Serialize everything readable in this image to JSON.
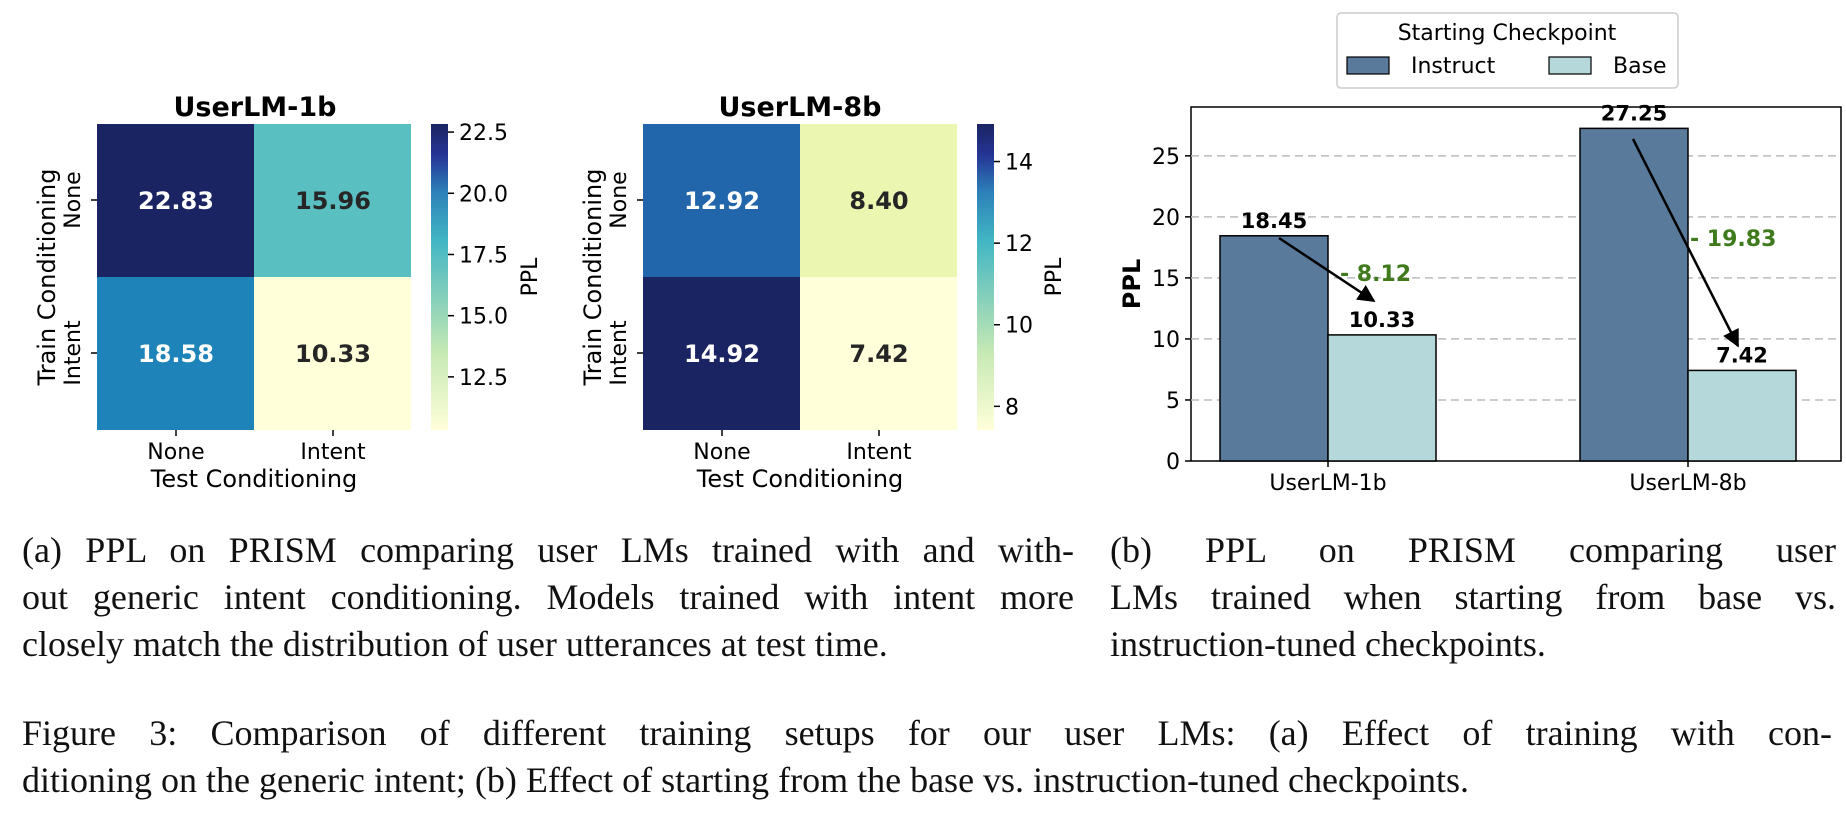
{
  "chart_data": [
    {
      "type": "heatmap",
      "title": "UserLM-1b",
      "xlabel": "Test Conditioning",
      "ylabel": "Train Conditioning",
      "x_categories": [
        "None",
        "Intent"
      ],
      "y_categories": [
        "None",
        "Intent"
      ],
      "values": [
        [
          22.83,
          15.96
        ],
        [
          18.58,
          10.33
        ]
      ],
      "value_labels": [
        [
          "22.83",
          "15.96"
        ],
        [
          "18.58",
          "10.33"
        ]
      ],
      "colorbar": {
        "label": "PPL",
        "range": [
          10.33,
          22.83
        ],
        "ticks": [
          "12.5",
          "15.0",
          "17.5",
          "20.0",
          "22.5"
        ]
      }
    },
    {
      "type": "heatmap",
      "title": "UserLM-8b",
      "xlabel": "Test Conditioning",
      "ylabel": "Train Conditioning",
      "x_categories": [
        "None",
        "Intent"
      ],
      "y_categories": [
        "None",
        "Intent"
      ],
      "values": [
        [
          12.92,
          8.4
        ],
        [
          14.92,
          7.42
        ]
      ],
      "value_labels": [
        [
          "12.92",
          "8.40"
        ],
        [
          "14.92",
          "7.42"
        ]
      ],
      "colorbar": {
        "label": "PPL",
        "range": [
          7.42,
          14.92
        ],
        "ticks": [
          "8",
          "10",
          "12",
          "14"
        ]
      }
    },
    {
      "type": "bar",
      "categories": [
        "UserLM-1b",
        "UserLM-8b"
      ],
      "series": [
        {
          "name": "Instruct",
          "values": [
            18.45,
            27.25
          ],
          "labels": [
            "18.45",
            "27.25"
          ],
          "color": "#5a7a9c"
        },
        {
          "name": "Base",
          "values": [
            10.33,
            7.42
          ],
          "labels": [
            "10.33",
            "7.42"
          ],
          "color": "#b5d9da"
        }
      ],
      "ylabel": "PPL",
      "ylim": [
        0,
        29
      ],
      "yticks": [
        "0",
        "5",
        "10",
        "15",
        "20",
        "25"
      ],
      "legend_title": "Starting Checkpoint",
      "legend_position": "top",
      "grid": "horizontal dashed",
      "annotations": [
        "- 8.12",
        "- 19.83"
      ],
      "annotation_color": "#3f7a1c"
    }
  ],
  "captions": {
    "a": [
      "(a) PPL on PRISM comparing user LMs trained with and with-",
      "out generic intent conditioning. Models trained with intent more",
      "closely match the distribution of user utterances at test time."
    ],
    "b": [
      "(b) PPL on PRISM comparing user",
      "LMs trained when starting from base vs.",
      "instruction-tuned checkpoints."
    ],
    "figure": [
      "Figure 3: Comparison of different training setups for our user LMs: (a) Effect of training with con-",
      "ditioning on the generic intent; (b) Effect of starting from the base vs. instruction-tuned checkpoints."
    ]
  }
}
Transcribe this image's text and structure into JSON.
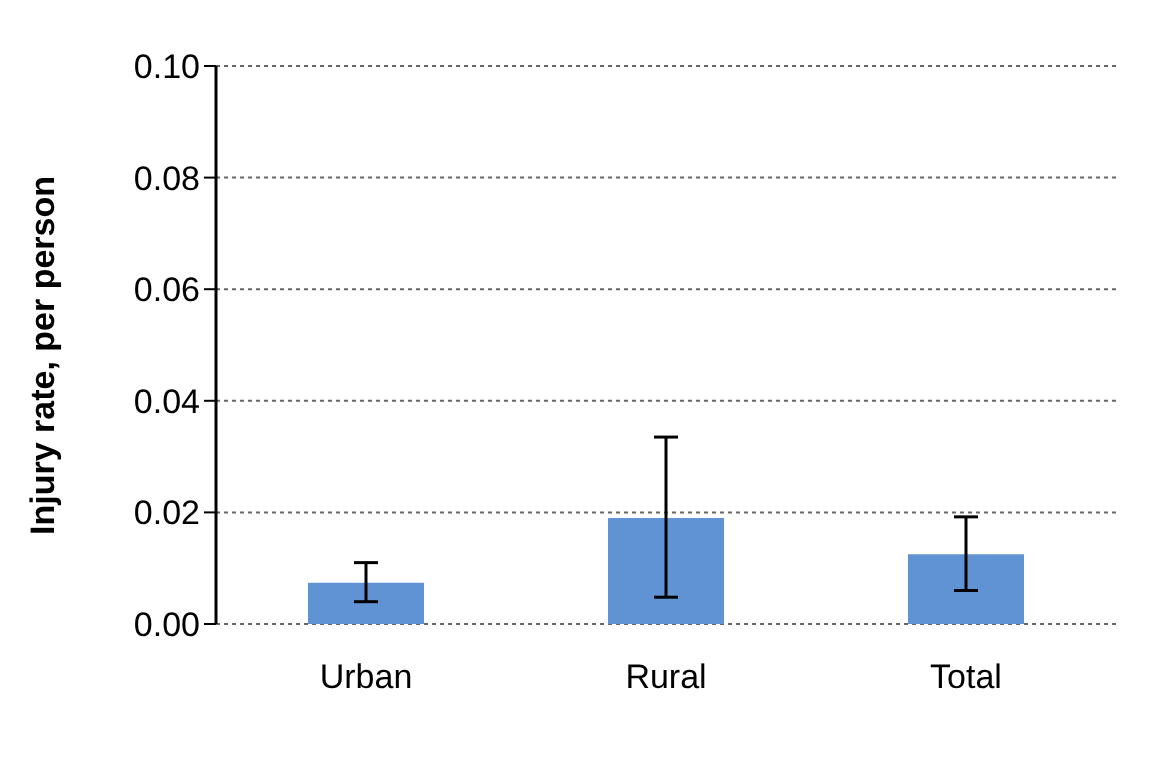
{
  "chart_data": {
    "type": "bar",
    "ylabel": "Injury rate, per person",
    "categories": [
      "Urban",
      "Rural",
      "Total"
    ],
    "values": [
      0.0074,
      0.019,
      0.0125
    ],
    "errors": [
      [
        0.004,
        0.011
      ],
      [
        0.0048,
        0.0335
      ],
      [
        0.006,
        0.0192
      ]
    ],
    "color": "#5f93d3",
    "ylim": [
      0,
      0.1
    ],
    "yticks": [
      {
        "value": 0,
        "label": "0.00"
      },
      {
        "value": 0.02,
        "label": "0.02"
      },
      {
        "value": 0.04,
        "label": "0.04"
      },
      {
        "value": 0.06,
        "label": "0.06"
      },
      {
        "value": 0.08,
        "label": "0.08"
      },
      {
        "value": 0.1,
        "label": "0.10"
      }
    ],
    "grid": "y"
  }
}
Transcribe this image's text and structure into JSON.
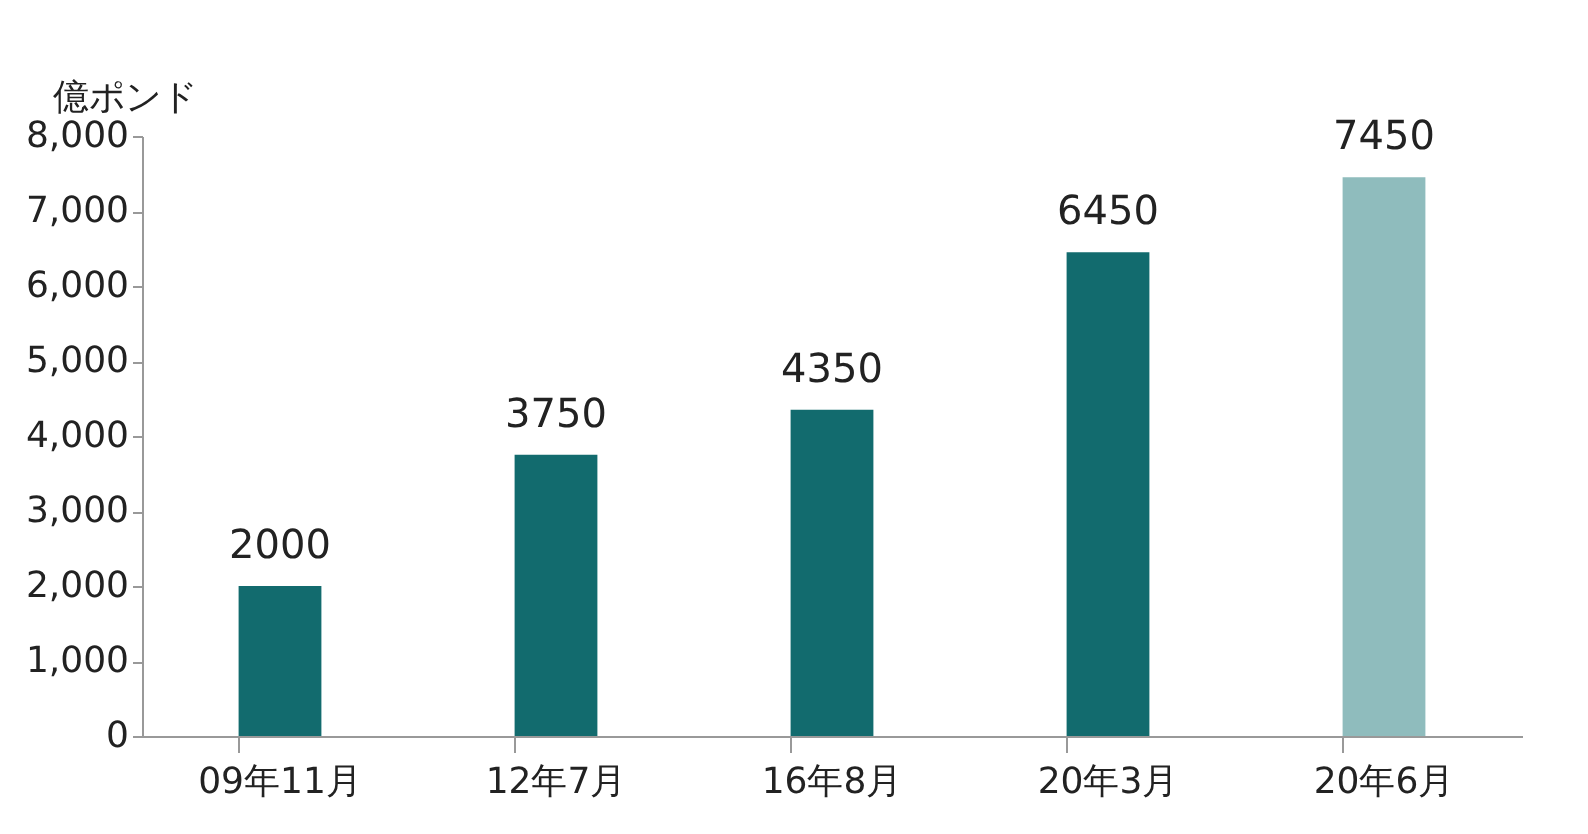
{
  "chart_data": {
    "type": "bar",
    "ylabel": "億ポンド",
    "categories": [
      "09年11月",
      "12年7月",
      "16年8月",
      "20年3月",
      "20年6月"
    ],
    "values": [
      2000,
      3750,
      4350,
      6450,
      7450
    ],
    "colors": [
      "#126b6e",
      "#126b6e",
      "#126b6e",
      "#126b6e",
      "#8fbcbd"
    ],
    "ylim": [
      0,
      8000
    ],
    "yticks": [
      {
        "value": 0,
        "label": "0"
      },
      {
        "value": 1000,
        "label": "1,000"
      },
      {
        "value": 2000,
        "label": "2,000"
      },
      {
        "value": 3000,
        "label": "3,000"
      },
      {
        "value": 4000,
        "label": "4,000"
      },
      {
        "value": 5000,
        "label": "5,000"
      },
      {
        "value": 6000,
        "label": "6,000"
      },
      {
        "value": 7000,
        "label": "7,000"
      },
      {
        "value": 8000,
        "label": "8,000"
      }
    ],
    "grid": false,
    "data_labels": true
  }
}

══════

Exercise details: Leave out the pictures and give the rest of the records again exactly.

Exercise result:
Serialize everything readable in this image to JSON.
{
  "chart_data": [
    {
      "type": "heatmap",
      "title": "UserLM-1b",
      "xlabel": "Test Conditioning",
      "ylabel": "Train Conditioning",
      "x_categories": [
        "None",
        "Intent"
      ],
      "y_categories": [
        "None",
        "Intent"
      ],
      "values": [
        [
          22.83,
          15.96
        ],
        [
          18.58,
          10.33
        ]
      ],
      "value_labels": [
        [
          "22.83",
          "15.96"
        ],
        [
          "18.58",
          "10.33"
        ]
      ],
      "colorbar": {
        "label": "PPL",
        "range": [
          10.33,
          22.83
        ],
        "ticks": [
          "12.5",
          "15.0",
          "17.5",
          "20.0",
          "22.5"
        ]
      }
    },
    {
      "type": "heatmap",
      "title": "UserLM-8b",
      "xlabel": "Test Conditioning",
      "ylabel": "Train Conditioning",
      "x_categories": [
        "None",
        "Intent"
      ],
      "y_categories": [
        "None",
        "Intent"
      ],
      "values": [
        [
          12.92,
          8.4
        ],
        [
          14.92,
          7.42
        ]
      ],
      "value_labels": [
        [
          "12.92",
          "8.40"
        ],
        [
          "14.92",
          "7.42"
        ]
      ],
      "colorbar": {
        "label": "PPL",
        "range": [
          7.42,
          14.92
        ],
        "ticks": [
          "8",
          "10",
          "12",
          "14"
        ]
      }
    },
    {
      "type": "bar",
      "categories": [
        "UserLM-1b",
        "UserLM-8b"
      ],
      "series": [
        {
          "name": "Instruct",
          "values": [
            18.45,
            27.25
          ],
          "labels": [
            "18.45",
            "27.25"
          ],
          "color": "#5a7a9c"
        },
        {
          "name": "Base",
          "values": [
            10.33,
            7.42
          ],
          "labels": [
            "10.33",
            "7.42"
          ],
          "color": "#b5d9da"
        }
      ],
      "ylabel": "PPL",
      "ylim": [
        0,
        29
      ],
      "yticks": [
        "0",
        "5",
        "10",
        "15",
        "20",
        "25"
      ],
      "legend_title": "Starting Checkpoint",
      "legend_position": "top",
      "grid": "horizontal dashed",
      "annotations": [
        "- 8.12",
        "- 19.83"
      ],
      "annotation_color": "#3f7a1c"
    }
  ],
  "captions": {
    "a": [
      "(a) PPL on PRISM comparing user LMs trained with and with-",
      "out generic intent conditioning. Models trained with intent more",
      "closely match the distribution of user utterances at test time."
    ],
    "b": [
      "(b) PPL on PRISM comparing user",
      "LMs trained when starting from base vs.",
      "instruction-tuned checkpoints."
    ],
    "figure": [
      "Figure 3: Comparison of different training setups for our user LMs: (a) Effect of training with con-",
      "ditioning on the generic intent; (b) Effect of starting from the base vs. instruction-tuned checkpoints."
    ]
  }
}
Transcribe this image's text and structure into JSON.
{
  "chart_data": {
    "type": "bar",
    "ylabel": "Injury rate, per person",
    "categories": [
      "Urban",
      "Rural",
      "Total"
    ],
    "values": [
      0.0074,
      0.019,
      0.0125
    ],
    "errors": [
      [
        0.004,
        0.011
      ],
      [
        0.0048,
        0.0335
      ],
      [
        0.006,
        0.0192
      ]
    ],
    "color": "#5f93d3",
    "ylim": [
      0,
      0.1
    ],
    "yticks": [
      {
        "value": 0,
        "label": "0.00"
      },
      {
        "value": 0.02,
        "label": "0.02"
      },
      {
        "value": 0.04,
        "label": "0.04"
      },
      {
        "value": 0.06,
        "label": "0.06"
      },
      {
        "value": 0.08,
        "label": "0.08"
      },
      {
        "value": 0.1,
        "label": "0.10"
      }
    ],
    "grid": "y"
  }
}
Transcribe this image's text and structure into JSON.
{
  "chart_data": {
    "type": "bar",
    "ylabel": "億ポンド",
    "categories": [
      "09年11月",
      "12年7月",
      "16年8月",
      "20年3月",
      "20年6月"
    ],
    "values": [
      2000,
      3750,
      4350,
      6450,
      7450
    ],
    "colors": [
      "#126b6e",
      "#126b6e",
      "#126b6e",
      "#126b6e",
      "#8fbcbd"
    ],
    "ylim": [
      0,
      8000
    ],
    "yticks": [
      {
        "value": 0,
        "label": "0"
      },
      {
        "value": 1000,
        "label": "1,000"
      },
      {
        "value": 2000,
        "label": "2,000"
      },
      {
        "value": 3000,
        "label": "3,000"
      },
      {
        "value": 4000,
        "label": "4,000"
      },
      {
        "value": 5000,
        "label": "5,000"
      },
      {
        "value": 6000,
        "label": "6,000"
      },
      {
        "value": 7000,
        "label": "7,000"
      },
      {
        "value": 8000,
        "label": "8,000"
      }
    ],
    "grid": false,
    "data_labels": true
  }
}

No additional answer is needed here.